● **What is needed**: What follows is a set of entries. Repeat them exactly, but not their pictures.

● **Material for this task**:
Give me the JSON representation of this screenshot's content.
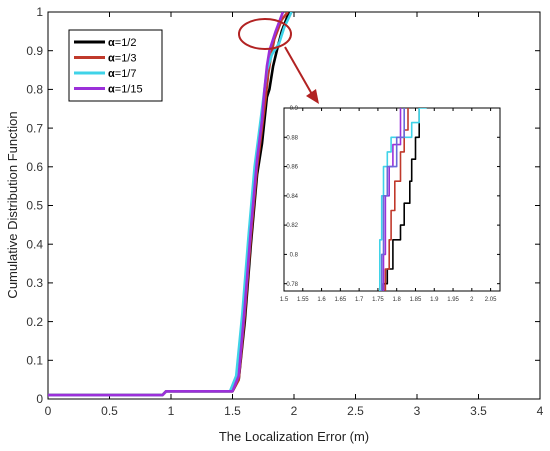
{
  "chart_data": [
    {
      "type": "line",
      "title": "",
      "xlabel": "The Localization Error (m)",
      "ylabel": "Cumulative Distribution Function",
      "xlim": [
        0,
        4
      ],
      "ylim": [
        0,
        1
      ],
      "x_ticks": [
        "0",
        "0.5",
        "1",
        "1.5",
        "2",
        "2.5",
        "3",
        "3.5",
        "4"
      ],
      "y_ticks": [
        "0",
        "0.1",
        "0.2",
        "0.3",
        "0.4",
        "0.5",
        "0.6",
        "0.7",
        "0.8",
        "0.9",
        "1"
      ],
      "legend_position": "top-left",
      "grid": false,
      "series": [
        {
          "name": "=1/2",
          "legend_prefix": "α",
          "color": "#000000",
          "points": [
            [
              0,
              0.01
            ],
            [
              0.93,
              0.01
            ],
            [
              0.96,
              0.02
            ],
            [
              1.5,
              0.02
            ],
            [
              1.55,
              0.05
            ],
            [
              1.6,
              0.2
            ],
            [
              1.65,
              0.4
            ],
            [
              1.7,
              0.58
            ],
            [
              1.74,
              0.66
            ],
            [
              1.78,
              0.78
            ],
            [
              1.8,
              0.8
            ],
            [
              1.83,
              0.86
            ],
            [
              1.86,
              0.9
            ],
            [
              1.9,
              0.95
            ],
            [
              1.96,
              1.0
            ]
          ]
        },
        {
          "name": "=1/3",
          "legend_prefix": "α",
          "color": "#c0392b",
          "points": [
            [
              0,
              0.01
            ],
            [
              0.93,
              0.01
            ],
            [
              0.96,
              0.02
            ],
            [
              1.5,
              0.02
            ],
            [
              1.55,
              0.05
            ],
            [
              1.6,
              0.22
            ],
            [
              1.65,
              0.42
            ],
            [
              1.7,
              0.6
            ],
            [
              1.74,
              0.7
            ],
            [
              1.77,
              0.78
            ],
            [
              1.79,
              0.84
            ],
            [
              1.81,
              0.88
            ],
            [
              1.84,
              0.93
            ],
            [
              1.9,
              0.98
            ],
            [
              1.95,
              1.0
            ]
          ]
        },
        {
          "name": "=1/7",
          "legend_prefix": "α",
          "color": "#3fd3e8",
          "points": [
            [
              0,
              0.01
            ],
            [
              0.93,
              0.01
            ],
            [
              0.96,
              0.02
            ],
            [
              1.48,
              0.02
            ],
            [
              1.53,
              0.06
            ],
            [
              1.58,
              0.22
            ],
            [
              1.63,
              0.42
            ],
            [
              1.68,
              0.6
            ],
            [
              1.72,
              0.7
            ],
            [
              1.76,
              0.8
            ],
            [
              1.78,
              0.85
            ],
            [
              1.82,
              0.89
            ],
            [
              1.88,
              0.92
            ],
            [
              1.92,
              0.96
            ],
            [
              1.98,
              1.0
            ]
          ]
        },
        {
          "name": "=1/15",
          "legend_prefix": "α",
          "color": "#9b30d9",
          "points": [
            [
              0,
              0.01
            ],
            [
              0.93,
              0.01
            ],
            [
              0.96,
              0.02
            ],
            [
              1.5,
              0.02
            ],
            [
              1.55,
              0.06
            ],
            [
              1.6,
              0.24
            ],
            [
              1.65,
              0.44
            ],
            [
              1.7,
              0.62
            ],
            [
              1.74,
              0.72
            ],
            [
              1.76,
              0.8
            ],
            [
              1.78,
              0.86
            ],
            [
              1.8,
              0.9
            ],
            [
              1.85,
              0.95
            ],
            [
              1.91,
              1.0
            ]
          ]
        }
      ]
    },
    {
      "type": "line",
      "title": "",
      "xlim": [
        1.5,
        2.075
      ],
      "ylim": [
        0.775,
        0.9
      ],
      "x_ticks": [
        "1.5",
        "1.55",
        "1.6",
        "1.65",
        "1.7",
        "1.75",
        "1.8",
        "1.85",
        "1.9",
        "1.95",
        "2",
        "2.05"
      ],
      "y_ticks": [
        "0.78",
        "0.8",
        "0.82",
        "0.84",
        "0.86",
        "0.88",
        "0.9"
      ],
      "series": [
        {
          "color": "#000000",
          "points": [
            [
              1.765,
              0.775
            ],
            [
              1.765,
              0.78
            ],
            [
              1.775,
              0.78
            ],
            [
              1.775,
              0.79
            ],
            [
              1.79,
              0.79
            ],
            [
              1.79,
              0.81
            ],
            [
              1.81,
              0.81
            ],
            [
              1.81,
              0.82
            ],
            [
              1.82,
              0.82
            ],
            [
              1.82,
              0.835
            ],
            [
              1.835,
              0.835
            ],
            [
              1.835,
              0.85
            ],
            [
              1.84,
              0.85
            ],
            [
              1.84,
              0.865
            ],
            [
              1.85,
              0.865
            ],
            [
              1.85,
              0.88
            ],
            [
              1.86,
              0.88
            ],
            [
              1.86,
              0.9
            ]
          ]
        },
        {
          "color": "#c0392b",
          "points": [
            [
              1.77,
              0.775
            ],
            [
              1.77,
              0.79
            ],
            [
              1.78,
              0.79
            ],
            [
              1.78,
              0.81
            ],
            [
              1.785,
              0.81
            ],
            [
              1.785,
              0.83
            ],
            [
              1.795,
              0.83
            ],
            [
              1.795,
              0.85
            ],
            [
              1.81,
              0.85
            ],
            [
              1.81,
              0.87
            ],
            [
              1.82,
              0.87
            ],
            [
              1.82,
              0.885
            ],
            [
              1.83,
              0.885
            ],
            [
              1.83,
              0.9
            ]
          ]
        },
        {
          "color": "#3fd3e8",
          "points": [
            [
              1.755,
              0.775
            ],
            [
              1.755,
              0.81
            ],
            [
              1.76,
              0.81
            ],
            [
              1.76,
              0.84
            ],
            [
              1.765,
              0.84
            ],
            [
              1.765,
              0.86
            ],
            [
              1.775,
              0.86
            ],
            [
              1.775,
              0.87
            ],
            [
              1.785,
              0.87
            ],
            [
              1.785,
              0.88
            ],
            [
              1.84,
              0.88
            ],
            [
              1.84,
              0.89
            ],
            [
              1.86,
              0.89
            ],
            [
              1.86,
              0.9
            ],
            [
              1.88,
              0.9
            ]
          ]
        },
        {
          "color": "#9b30d9",
          "points": [
            [
              1.765,
              0.775
            ],
            [
              1.765,
              0.8
            ],
            [
              1.77,
              0.8
            ],
            [
              1.77,
              0.84
            ],
            [
              1.78,
              0.84
            ],
            [
              1.78,
              0.86
            ],
            [
              1.79,
              0.86
            ],
            [
              1.79,
              0.875
            ],
            [
              1.81,
              0.875
            ],
            [
              1.81,
              0.9
            ]
          ]
        },
        {
          "color": "#6a6ad8",
          "points": [
            [
              1.76,
              0.775
            ],
            [
              1.76,
              0.8
            ],
            [
              1.765,
              0.8
            ],
            [
              1.765,
              0.84
            ],
            [
              1.775,
              0.84
            ],
            [
              1.775,
              0.86
            ],
            [
              1.8,
              0.86
            ],
            [
              1.8,
              0.88
            ],
            [
              1.82,
              0.88
            ],
            [
              1.82,
              0.9
            ]
          ]
        }
      ]
    }
  ],
  "annotation_color": "#b22222"
}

● **Exercise response**:
Give me the JSON representation of this screenshot's content.
{
  "chart_data": [
    {
      "type": "line",
      "title": "",
      "xlabel": "The Localization Error (m)",
      "ylabel": "Cumulative Distribution Function",
      "xlim": [
        0,
        4
      ],
      "ylim": [
        0,
        1
      ],
      "x_ticks": [
        "0",
        "0.5",
        "1",
        "1.5",
        "2",
        "2.5",
        "3",
        "3.5",
        "4"
      ],
      "y_ticks": [
        "0",
        "0.1",
        "0.2",
        "0.3",
        "0.4",
        "0.5",
        "0.6",
        "0.7",
        "0.8",
        "0.9",
        "1"
      ],
      "legend_position": "top-left",
      "grid": false,
      "series": [
        {
          "name": "=1/2",
          "legend_prefix": "α",
          "color": "#000000",
          "points": [
            [
              0,
              0.01
            ],
            [
              0.93,
              0.01
            ],
            [
              0.96,
              0.02
            ],
            [
              1.5,
              0.02
            ],
            [
              1.55,
              0.05
            ],
            [
              1.6,
              0.2
            ],
            [
              1.65,
              0.4
            ],
            [
              1.7,
              0.58
            ],
            [
              1.74,
              0.66
            ],
            [
              1.78,
              0.78
            ],
            [
              1.8,
              0.8
            ],
            [
              1.83,
              0.86
            ],
            [
              1.86,
              0.9
            ],
            [
              1.9,
              0.95
            ],
            [
              1.96,
              1.0
            ]
          ]
        },
        {
          "name": "=1/3",
          "legend_prefix": "α",
          "color": "#c0392b",
          "points": [
            [
              0,
              0.01
            ],
            [
              0.93,
              0.01
            ],
            [
              0.96,
              0.02
            ],
            [
              1.5,
              0.02
            ],
            [
              1.55,
              0.05
            ],
            [
              1.6,
              0.22
            ],
            [
              1.65,
              0.42
            ],
            [
              1.7,
              0.6
            ],
            [
              1.74,
              0.7
            ],
            [
              1.77,
              0.78
            ],
            [
              1.79,
              0.84
            ],
            [
              1.81,
              0.88
            ],
            [
              1.84,
              0.93
            ],
            [
              1.9,
              0.98
            ],
            [
              1.95,
              1.0
            ]
          ]
        },
        {
          "name": "=1/7",
          "legend_prefix": "α",
          "color": "#3fd3e8",
          "points": [
            [
              0,
              0.01
            ],
            [
              0.93,
              0.01
            ],
            [
              0.96,
              0.02
            ],
            [
              1.48,
              0.02
            ],
            [
              1.53,
              0.06
            ],
            [
              1.58,
              0.22
            ],
            [
              1.63,
              0.42
            ],
            [
              1.68,
              0.6
            ],
            [
              1.72,
              0.7
            ],
            [
              1.76,
              0.8
            ],
            [
              1.78,
              0.85
            ],
            [
              1.82,
              0.89
            ],
            [
              1.88,
              0.92
            ],
            [
              1.92,
              0.96
            ],
            [
              1.98,
              1.0
            ]
          ]
        },
        {
          "name": "=1/15",
          "legend_prefix": "α",
          "color": "#9b30d9",
          "points": [
            [
              0,
              0.01
            ],
            [
              0.93,
              0.01
            ],
            [
              0.96,
              0.02
            ],
            [
              1.5,
              0.02
            ],
            [
              1.55,
              0.06
            ],
            [
              1.6,
              0.24
            ],
            [
              1.65,
              0.44
            ],
            [
              1.7,
              0.62
            ],
            [
              1.74,
              0.72
            ],
            [
              1.76,
              0.8
            ],
            [
              1.78,
              0.86
            ],
            [
              1.8,
              0.9
            ],
            [
              1.85,
              0.95
            ],
            [
              1.91,
              1.0
            ]
          ]
        }
      ]
    },
    {
      "type": "line",
      "title": "",
      "xlim": [
        1.5,
        2.075
      ],
      "ylim": [
        0.775,
        0.9
      ],
      "x_ticks": [
        "1.5",
        "1.55",
        "1.6",
        "1.65",
        "1.7",
        "1.75",
        "1.8",
        "1.85",
        "1.9",
        "1.95",
        "2",
        "2.05"
      ],
      "y_ticks": [
        "0.78",
        "0.8",
        "0.82",
        "0.84",
        "0.86",
        "0.88",
        "0.9"
      ],
      "series": [
        {
          "color": "#000000",
          "points": [
            [
              1.765,
              0.775
            ],
            [
              1.765,
              0.78
            ],
            [
              1.775,
              0.78
            ],
            [
              1.775,
              0.79
            ],
            [
              1.79,
              0.79
            ],
            [
              1.79,
              0.81
            ],
            [
              1.81,
              0.81
            ],
            [
              1.81,
              0.82
            ],
            [
              1.82,
              0.82
            ],
            [
              1.82,
              0.835
            ],
            [
              1.835,
              0.835
            ],
            [
              1.835,
              0.85
            ],
            [
              1.84,
              0.85
            ],
            [
              1.84,
              0.865
            ],
            [
              1.85,
              0.865
            ],
            [
              1.85,
              0.88
            ],
            [
              1.86,
              0.88
            ],
            [
              1.86,
              0.9
            ]
          ]
        },
        {
          "color": "#c0392b",
          "points": [
            [
              1.77,
              0.775
            ],
            [
              1.77,
              0.79
            ],
            [
              1.78,
              0.79
            ],
            [
              1.78,
              0.81
            ],
            [
              1.785,
              0.81
            ],
            [
              1.785,
              0.83
            ],
            [
              1.795,
              0.83
            ],
            [
              1.795,
              0.85
            ],
            [
              1.81,
              0.85
            ],
            [
              1.81,
              0.87
            ],
            [
              1.82,
              0.87
            ],
            [
              1.82,
              0.885
            ],
            [
              1.83,
              0.885
            ],
            [
              1.83,
              0.9
            ]
          ]
        },
        {
          "color": "#3fd3e8",
          "points": [
            [
              1.755,
              0.775
            ],
            [
              1.755,
              0.81
            ],
            [
              1.76,
              0.81
            ],
            [
              1.76,
              0.84
            ],
            [
              1.765,
              0.84
            ],
            [
              1.765,
              0.86
            ],
            [
              1.775,
              0.86
            ],
            [
              1.775,
              0.87
            ],
            [
              1.785,
              0.87
            ],
            [
              1.785,
              0.88
            ],
            [
              1.84,
              0.88
            ],
            [
              1.84,
              0.89
            ],
            [
              1.86,
              0.89
            ],
            [
              1.86,
              0.9
            ],
            [
              1.88,
              0.9
            ]
          ]
        },
        {
          "color": "#9b30d9",
          "points": [
            [
              1.765,
              0.775
            ],
            [
              1.765,
              0.8
            ],
            [
              1.77,
              0.8
            ],
            [
              1.77,
              0.84
            ],
            [
              1.78,
              0.84
            ],
            [
              1.78,
              0.86
            ],
            [
              1.79,
              0.86
            ],
            [
              1.79,
              0.875
            ],
            [
              1.81,
              0.875
            ],
            [
              1.81,
              0.9
            ]
          ]
        },
        {
          "color": "#6a6ad8",
          "points": [
            [
              1.76,
              0.775
            ],
            [
              1.76,
              0.8
            ],
            [
              1.765,
              0.8
            ],
            [
              1.765,
              0.84
            ],
            [
              1.775,
              0.84
            ],
            [
              1.775,
              0.86
            ],
            [
              1.8,
              0.86
            ],
            [
              1.8,
              0.88
            ],
            [
              1.82,
              0.88
            ],
            [
              1.82,
              0.9
            ]
          ]
        }
      ]
    }
  ],
  "annotation_color": "#b22222"
}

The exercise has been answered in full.